What the task asks - From the listing that follows, output everything exactly except the pictures.

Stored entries
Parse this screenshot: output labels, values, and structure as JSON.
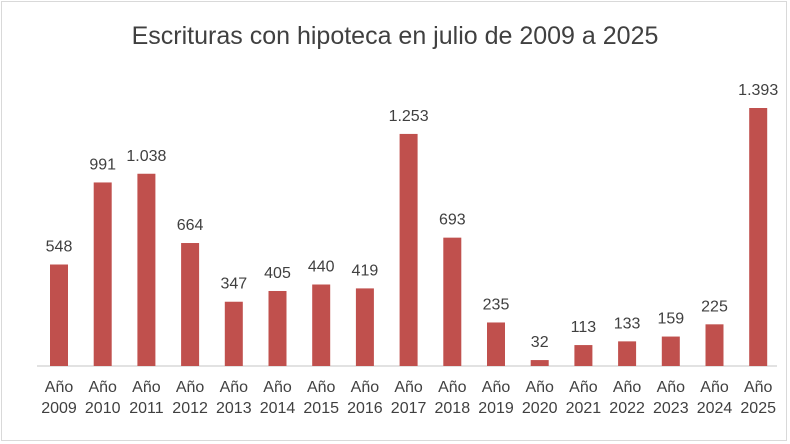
{
  "chart_data": {
    "type": "bar",
    "title": "Escrituras con hipoteca en julio de 2009 a 2025",
    "categories": [
      "Año 2009",
      "Año 2010",
      "Año 2011",
      "Año 2012",
      "Año 2013",
      "Año 2014",
      "Año 2015",
      "Año 2016",
      "Año 2017",
      "Año 2018",
      "Año 2019",
      "Año 2020",
      "Año 2021",
      "Año 2022",
      "Año 2023",
      "Año 2024",
      "Año 2025"
    ],
    "values": [
      548,
      991,
      1038,
      664,
      347,
      405,
      440,
      419,
      1253,
      693,
      235,
      32,
      113,
      133,
      159,
      225,
      1393
    ],
    "data_labels": [
      "548",
      "991",
      "1.038",
      "664",
      "347",
      "405",
      "440",
      "419",
      "1.253",
      "693",
      "235",
      "32",
      "113",
      "133",
      "159",
      "225",
      "1.393"
    ],
    "xlabel": "",
    "ylabel": "",
    "grid": false,
    "legend": "none",
    "bar_color": "#c0504d",
    "axis_color": "#d9d9d9"
  }
}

Final result -
Parse this screenshot: output labels, values, and structure as JSON.
{
  "chart_data": {
    "type": "bar",
    "title": "Escrituras con hipoteca en julio de 2009 a 2025",
    "categories": [
      "Año 2009",
      "Año 2010",
      "Año 2011",
      "Año 2012",
      "Año 2013",
      "Año 2014",
      "Año 2015",
      "Año 2016",
      "Año 2017",
      "Año 2018",
      "Año 2019",
      "Año 2020",
      "Año 2021",
      "Año 2022",
      "Año 2023",
      "Año 2024",
      "Año 2025"
    ],
    "values": [
      548,
      991,
      1038,
      664,
      347,
      405,
      440,
      419,
      1253,
      693,
      235,
      32,
      113,
      133,
      159,
      225,
      1393
    ],
    "data_labels": [
      "548",
      "991",
      "1.038",
      "664",
      "347",
      "405",
      "440",
      "419",
      "1.253",
      "693",
      "235",
      "32",
      "113",
      "133",
      "159",
      "225",
      "1.393"
    ],
    "xlabel": "",
    "ylabel": "",
    "grid": false,
    "legend": "none",
    "bar_color": "#c0504d",
    "axis_color": "#d9d9d9"
  }
}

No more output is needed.